--- Data in this exercise ---
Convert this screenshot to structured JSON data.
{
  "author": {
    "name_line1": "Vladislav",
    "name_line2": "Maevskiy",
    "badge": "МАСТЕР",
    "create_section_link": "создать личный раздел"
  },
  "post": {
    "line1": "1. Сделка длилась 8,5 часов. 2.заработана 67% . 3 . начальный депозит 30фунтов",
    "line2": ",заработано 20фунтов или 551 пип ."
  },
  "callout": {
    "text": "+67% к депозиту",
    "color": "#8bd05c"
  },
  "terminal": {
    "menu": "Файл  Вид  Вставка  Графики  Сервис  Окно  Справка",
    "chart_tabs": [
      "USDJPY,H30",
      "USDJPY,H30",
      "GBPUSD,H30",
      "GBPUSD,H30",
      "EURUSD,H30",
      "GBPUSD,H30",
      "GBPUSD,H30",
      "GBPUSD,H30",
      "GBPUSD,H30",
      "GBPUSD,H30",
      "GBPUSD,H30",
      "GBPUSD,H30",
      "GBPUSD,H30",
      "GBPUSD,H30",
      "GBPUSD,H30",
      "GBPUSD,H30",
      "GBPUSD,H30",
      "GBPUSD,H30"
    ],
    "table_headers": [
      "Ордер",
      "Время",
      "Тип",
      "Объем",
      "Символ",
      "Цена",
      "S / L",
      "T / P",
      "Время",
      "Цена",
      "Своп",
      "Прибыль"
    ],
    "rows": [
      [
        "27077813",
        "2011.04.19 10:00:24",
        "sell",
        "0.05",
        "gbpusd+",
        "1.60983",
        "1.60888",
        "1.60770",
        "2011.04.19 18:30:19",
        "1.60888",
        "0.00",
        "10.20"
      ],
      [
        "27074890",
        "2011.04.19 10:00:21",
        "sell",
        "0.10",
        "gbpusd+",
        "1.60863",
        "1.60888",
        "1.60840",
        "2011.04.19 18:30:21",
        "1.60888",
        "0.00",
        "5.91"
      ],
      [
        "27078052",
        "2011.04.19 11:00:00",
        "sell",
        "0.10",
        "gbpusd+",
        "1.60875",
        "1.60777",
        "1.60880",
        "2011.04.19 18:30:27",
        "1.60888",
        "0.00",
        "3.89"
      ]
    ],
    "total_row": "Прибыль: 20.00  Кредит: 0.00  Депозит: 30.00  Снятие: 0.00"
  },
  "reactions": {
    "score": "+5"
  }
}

--- Directions ---
Your task is to extract all of the records exactly.

--- Solution below ---
Convert this screenshot to structured JSON data.
{
  "author": {
    "name_line1": "Vladislav",
    "name_line2": "Maevskiy",
    "badge": "МАСТЕР",
    "create_section_link": "создать личный раздел"
  },
  "post": {
    "line1": "1. Сделка длилась 8,5 часов. 2.заработана 67% . 3 . начальный депозит 30фунтов",
    "line2": ",заработано 20фунтов или 551 пип ."
  },
  "callout": {
    "text": "+67% к депозиту",
    "color": "#8bd05c"
  },
  "terminal": {
    "menu": "Файл  Вид  Вставка  Графики  Сервис  Окно  Справка",
    "chart_tabs": [
      "USDJPY,H30",
      "USDJPY,H30",
      "GBPUSD,H30",
      "GBPUSD,H30",
      "EURUSD,H30",
      "GBPUSD,H30",
      "GBPUSD,H30",
      "GBPUSD,H30",
      "GBPUSD,H30",
      "GBPUSD,H30",
      "GBPUSD,H30",
      "GBPUSD,H30",
      "GBPUSD,H30",
      "GBPUSD,H30",
      "GBPUSD,H30",
      "GBPUSD,H30",
      "GBPUSD,H30",
      "GBPUSD,H30"
    ],
    "table_headers": [
      "Ордер",
      "Время",
      "Тип",
      "Объем",
      "Символ",
      "Цена",
      "S / L",
      "T / P",
      "Время",
      "Цена",
      "Своп",
      "Прибыль"
    ],
    "rows": [
      [
        "27077813",
        "2011.04.19 10:00:24",
        "sell",
        "0.05",
        "gbpusd+",
        "1.60983",
        "1.60888",
        "1.60770",
        "2011.04.19 18:30:19",
        "1.60888",
        "0.00",
        "10.20"
      ],
      [
        "27074890",
        "2011.04.19 10:00:21",
        "sell",
        "0.10",
        "gbpusd+",
        "1.60863",
        "1.60888",
        "1.60840",
        "2011.04.19 18:30:21",
        "1.60888",
        "0.00",
        "5.91"
      ],
      [
        "27078052",
        "2011.04.19 11:00:00",
        "sell",
        "0.10",
        "gbpusd+",
        "1.60875",
        "1.60777",
        "1.60880",
        "2011.04.19 18:30:27",
        "1.60888",
        "0.00",
        "3.89"
      ]
    ],
    "total_row": "Прибыль: 20.00  Кредит: 0.00  Депозит: 30.00  Снятие: 0.00"
  },
  "reactions": {
    "score": "+5"
  }
}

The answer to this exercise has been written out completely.